> **EXERCISE DESCRIPTION**: Show all lines holding "which".

> **MATERIAL TO PROCESS**:
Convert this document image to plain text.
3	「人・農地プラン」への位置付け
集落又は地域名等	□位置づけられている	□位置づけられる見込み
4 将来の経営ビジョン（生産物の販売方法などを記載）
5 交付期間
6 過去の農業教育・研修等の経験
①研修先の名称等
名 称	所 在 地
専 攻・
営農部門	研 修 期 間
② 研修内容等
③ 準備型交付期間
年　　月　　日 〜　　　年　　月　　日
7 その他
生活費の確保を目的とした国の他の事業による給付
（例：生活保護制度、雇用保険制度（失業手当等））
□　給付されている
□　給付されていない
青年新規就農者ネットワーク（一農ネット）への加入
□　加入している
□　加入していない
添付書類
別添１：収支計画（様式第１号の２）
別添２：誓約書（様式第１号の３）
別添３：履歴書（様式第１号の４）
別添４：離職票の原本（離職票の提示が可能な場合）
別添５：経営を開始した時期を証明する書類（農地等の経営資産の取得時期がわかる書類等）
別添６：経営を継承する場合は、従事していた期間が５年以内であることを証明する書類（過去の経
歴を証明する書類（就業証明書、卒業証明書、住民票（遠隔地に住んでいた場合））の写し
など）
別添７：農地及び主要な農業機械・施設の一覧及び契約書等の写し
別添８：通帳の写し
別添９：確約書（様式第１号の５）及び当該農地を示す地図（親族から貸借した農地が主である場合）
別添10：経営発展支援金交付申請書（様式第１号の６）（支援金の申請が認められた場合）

---

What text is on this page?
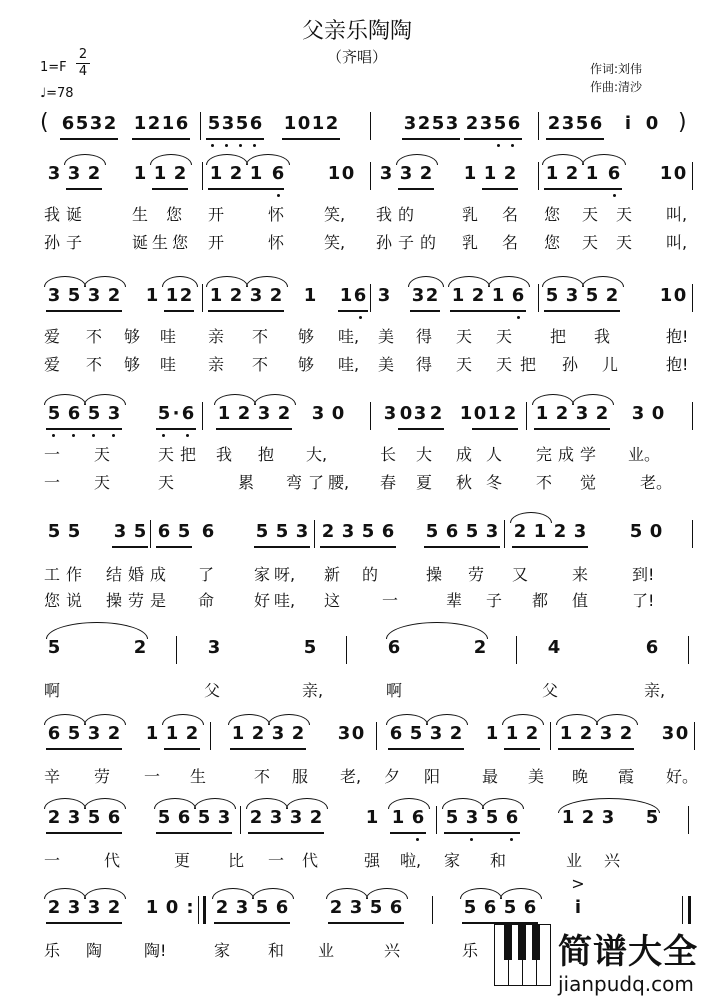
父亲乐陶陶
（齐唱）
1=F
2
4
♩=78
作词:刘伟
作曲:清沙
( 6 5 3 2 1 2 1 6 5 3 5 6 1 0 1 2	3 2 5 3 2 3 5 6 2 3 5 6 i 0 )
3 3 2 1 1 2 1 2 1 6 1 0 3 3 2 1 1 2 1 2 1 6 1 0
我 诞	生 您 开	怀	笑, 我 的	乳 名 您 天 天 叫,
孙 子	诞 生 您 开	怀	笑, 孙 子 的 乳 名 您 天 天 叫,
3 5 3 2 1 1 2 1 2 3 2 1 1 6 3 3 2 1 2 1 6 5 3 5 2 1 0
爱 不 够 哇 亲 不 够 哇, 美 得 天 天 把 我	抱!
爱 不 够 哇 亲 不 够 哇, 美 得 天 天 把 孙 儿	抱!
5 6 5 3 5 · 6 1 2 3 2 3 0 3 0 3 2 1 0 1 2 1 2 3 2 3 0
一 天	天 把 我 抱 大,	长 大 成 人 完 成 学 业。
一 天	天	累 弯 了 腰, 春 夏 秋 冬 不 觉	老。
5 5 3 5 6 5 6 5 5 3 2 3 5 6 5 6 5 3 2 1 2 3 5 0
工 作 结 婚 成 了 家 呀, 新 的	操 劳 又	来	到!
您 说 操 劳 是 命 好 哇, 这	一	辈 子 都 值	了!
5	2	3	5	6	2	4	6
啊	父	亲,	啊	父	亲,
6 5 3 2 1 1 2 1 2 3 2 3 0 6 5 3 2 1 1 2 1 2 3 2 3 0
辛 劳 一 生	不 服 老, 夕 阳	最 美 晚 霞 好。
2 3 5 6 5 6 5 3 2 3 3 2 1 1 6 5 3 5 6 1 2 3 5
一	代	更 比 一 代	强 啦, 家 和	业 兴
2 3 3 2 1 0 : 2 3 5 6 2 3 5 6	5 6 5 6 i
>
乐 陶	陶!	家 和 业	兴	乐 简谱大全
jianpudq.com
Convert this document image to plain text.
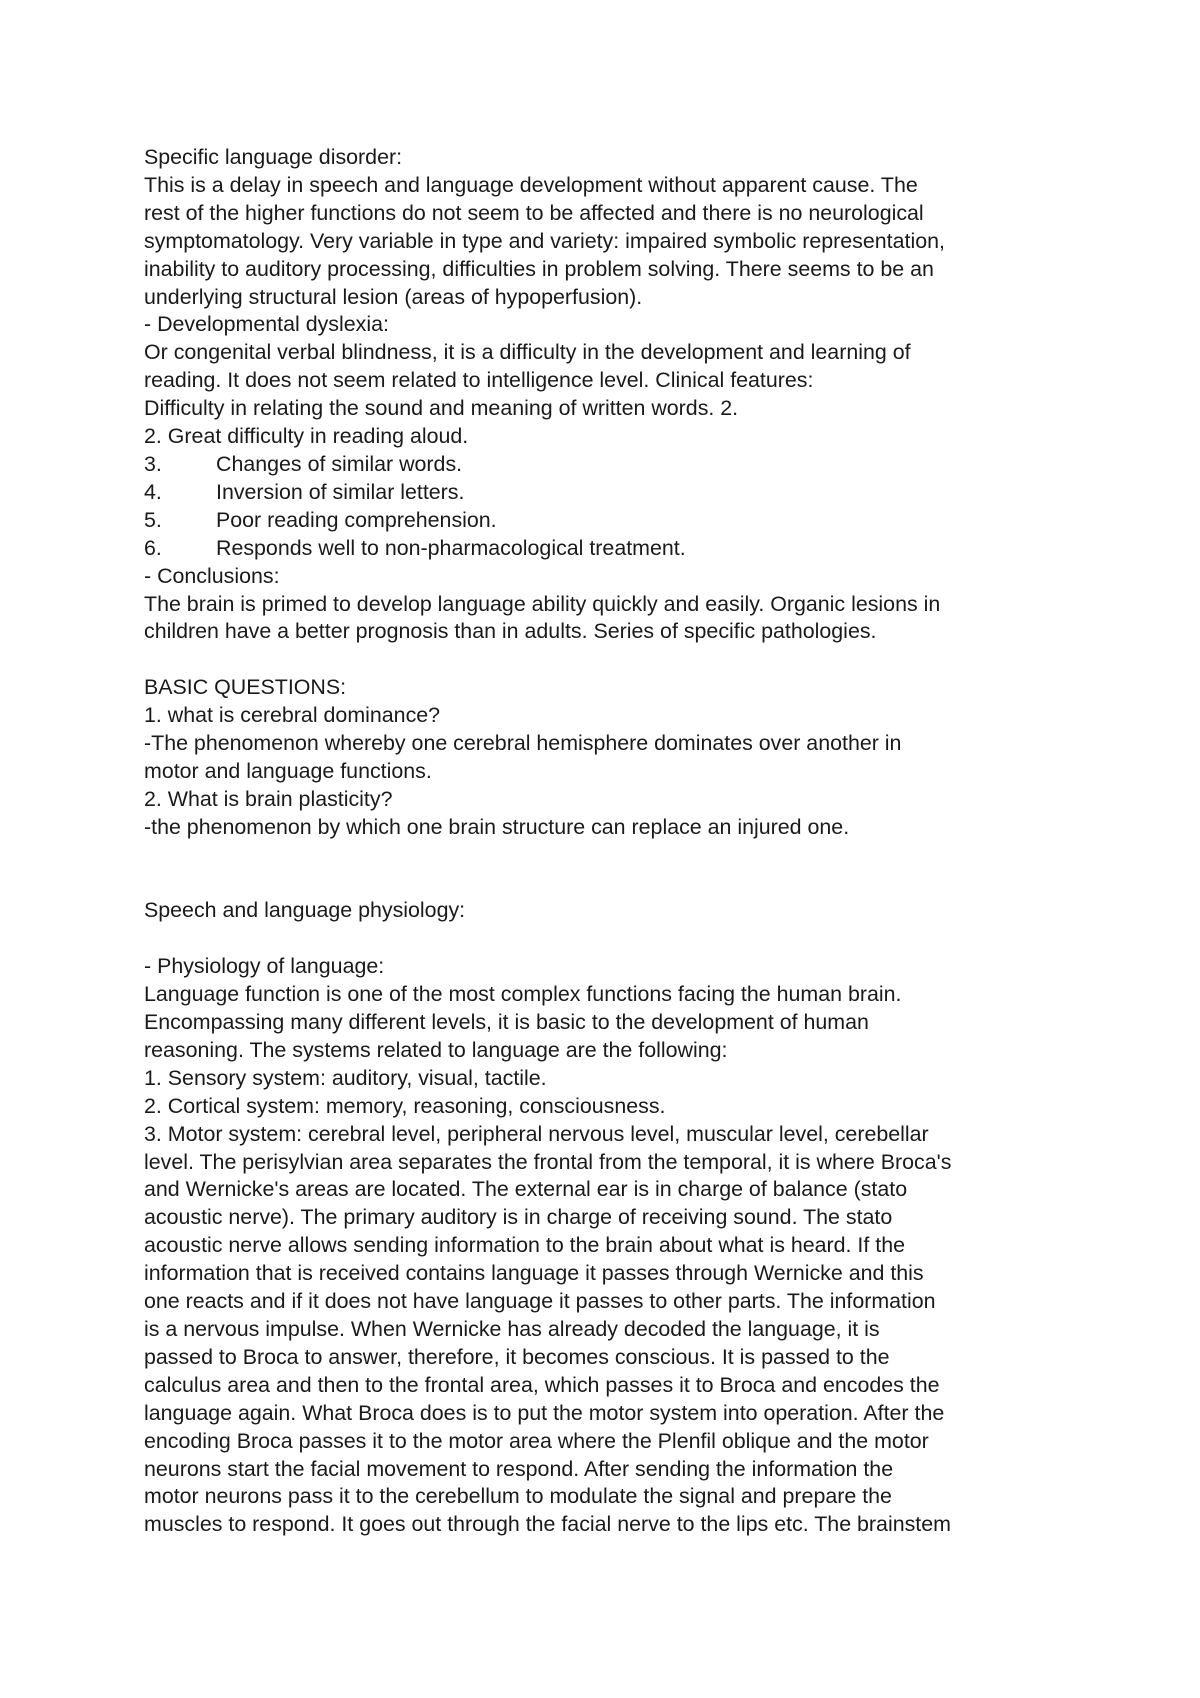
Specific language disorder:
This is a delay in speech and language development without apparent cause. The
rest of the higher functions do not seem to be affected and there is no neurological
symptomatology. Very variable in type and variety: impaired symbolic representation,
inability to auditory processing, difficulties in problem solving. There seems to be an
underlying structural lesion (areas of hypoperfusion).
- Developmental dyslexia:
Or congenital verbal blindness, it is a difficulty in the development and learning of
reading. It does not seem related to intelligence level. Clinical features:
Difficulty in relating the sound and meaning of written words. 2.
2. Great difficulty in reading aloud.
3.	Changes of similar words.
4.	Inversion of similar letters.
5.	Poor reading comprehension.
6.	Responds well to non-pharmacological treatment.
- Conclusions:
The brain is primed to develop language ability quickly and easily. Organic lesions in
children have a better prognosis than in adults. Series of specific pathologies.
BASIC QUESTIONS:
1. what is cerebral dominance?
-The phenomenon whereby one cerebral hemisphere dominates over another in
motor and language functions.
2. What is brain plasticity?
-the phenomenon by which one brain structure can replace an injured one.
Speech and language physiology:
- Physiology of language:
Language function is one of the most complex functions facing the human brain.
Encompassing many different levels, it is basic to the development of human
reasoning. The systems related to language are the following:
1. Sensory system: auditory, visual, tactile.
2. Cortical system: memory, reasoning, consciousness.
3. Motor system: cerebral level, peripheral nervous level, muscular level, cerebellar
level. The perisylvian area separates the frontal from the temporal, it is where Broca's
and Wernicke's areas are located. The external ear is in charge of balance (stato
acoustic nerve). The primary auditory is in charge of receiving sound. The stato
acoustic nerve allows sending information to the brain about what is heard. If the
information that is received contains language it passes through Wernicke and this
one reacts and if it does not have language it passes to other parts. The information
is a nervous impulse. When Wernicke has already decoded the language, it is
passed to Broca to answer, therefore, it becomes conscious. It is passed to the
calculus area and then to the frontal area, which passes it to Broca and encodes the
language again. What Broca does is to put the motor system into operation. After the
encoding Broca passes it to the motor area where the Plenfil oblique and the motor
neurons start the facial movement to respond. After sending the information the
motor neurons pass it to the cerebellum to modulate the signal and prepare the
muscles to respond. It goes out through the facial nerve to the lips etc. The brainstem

...

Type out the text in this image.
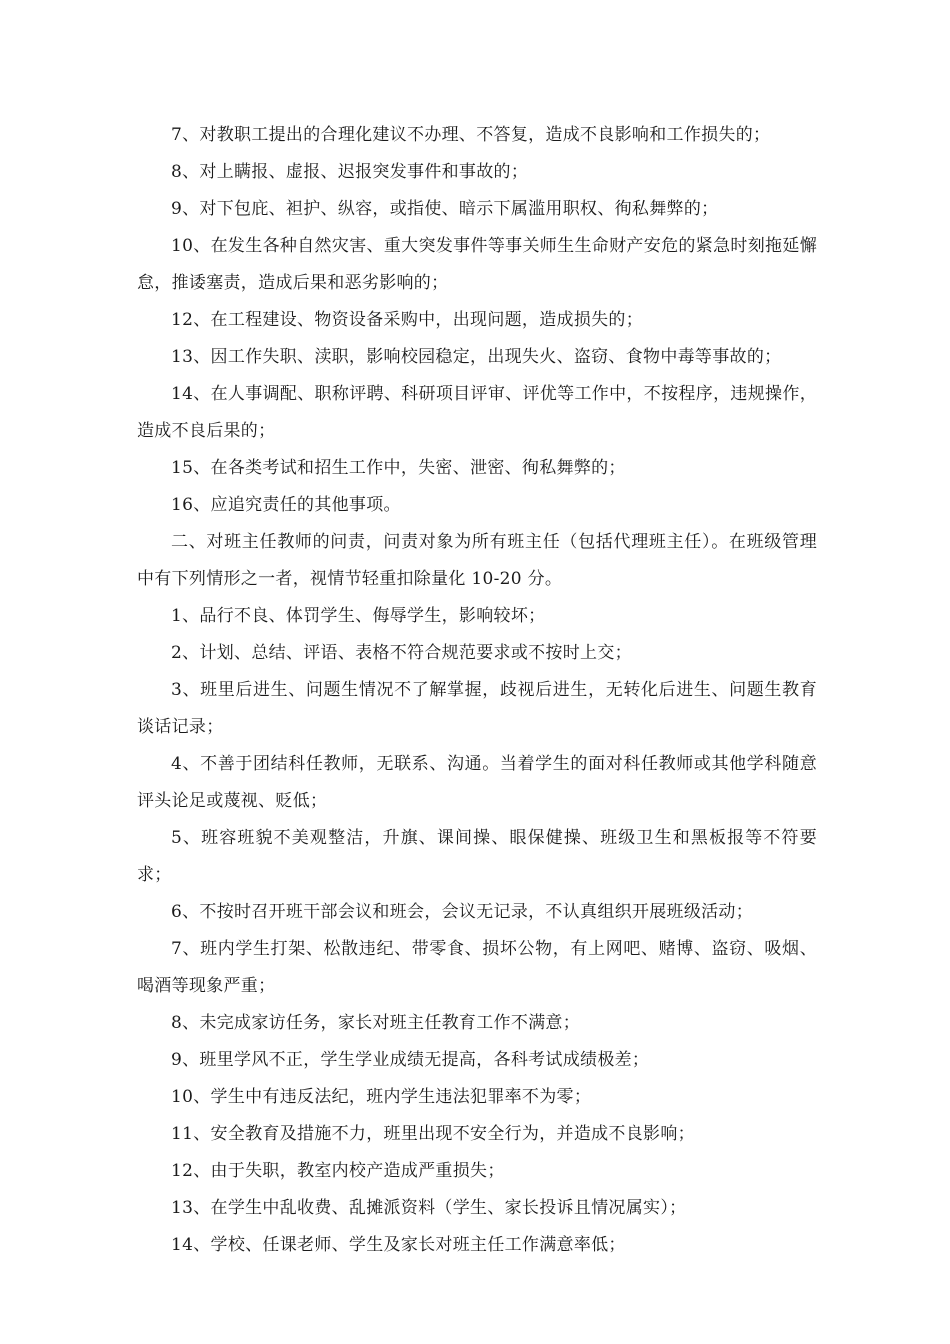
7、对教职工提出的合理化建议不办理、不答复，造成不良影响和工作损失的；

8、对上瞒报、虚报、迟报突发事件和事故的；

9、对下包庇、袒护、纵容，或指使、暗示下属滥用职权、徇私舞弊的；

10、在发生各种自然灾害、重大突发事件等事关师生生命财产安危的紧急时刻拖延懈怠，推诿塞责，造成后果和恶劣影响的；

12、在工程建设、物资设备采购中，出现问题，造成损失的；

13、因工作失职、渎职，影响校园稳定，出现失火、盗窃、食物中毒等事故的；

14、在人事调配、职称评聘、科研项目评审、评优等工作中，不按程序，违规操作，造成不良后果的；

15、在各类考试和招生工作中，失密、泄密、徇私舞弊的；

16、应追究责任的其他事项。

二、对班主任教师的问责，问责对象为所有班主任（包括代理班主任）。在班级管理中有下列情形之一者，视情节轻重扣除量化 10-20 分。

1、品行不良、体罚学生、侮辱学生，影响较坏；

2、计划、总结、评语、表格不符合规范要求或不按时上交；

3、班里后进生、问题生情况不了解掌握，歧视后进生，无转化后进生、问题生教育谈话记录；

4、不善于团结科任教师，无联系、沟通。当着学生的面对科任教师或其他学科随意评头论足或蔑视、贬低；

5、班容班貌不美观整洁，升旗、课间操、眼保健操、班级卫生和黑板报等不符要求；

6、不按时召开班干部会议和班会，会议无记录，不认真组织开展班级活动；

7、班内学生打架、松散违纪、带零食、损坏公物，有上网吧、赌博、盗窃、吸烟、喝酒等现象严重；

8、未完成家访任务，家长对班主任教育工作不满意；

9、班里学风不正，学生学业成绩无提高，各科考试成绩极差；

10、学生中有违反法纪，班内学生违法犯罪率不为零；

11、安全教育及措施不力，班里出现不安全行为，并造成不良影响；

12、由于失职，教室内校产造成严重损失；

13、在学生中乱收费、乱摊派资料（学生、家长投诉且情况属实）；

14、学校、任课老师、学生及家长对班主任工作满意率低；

> **FINAL ANSWER**:
-the phenomenon by which one brain structure can replace an injured one.
calculus area and then to the frontal area, which passes it to Broca and encodes the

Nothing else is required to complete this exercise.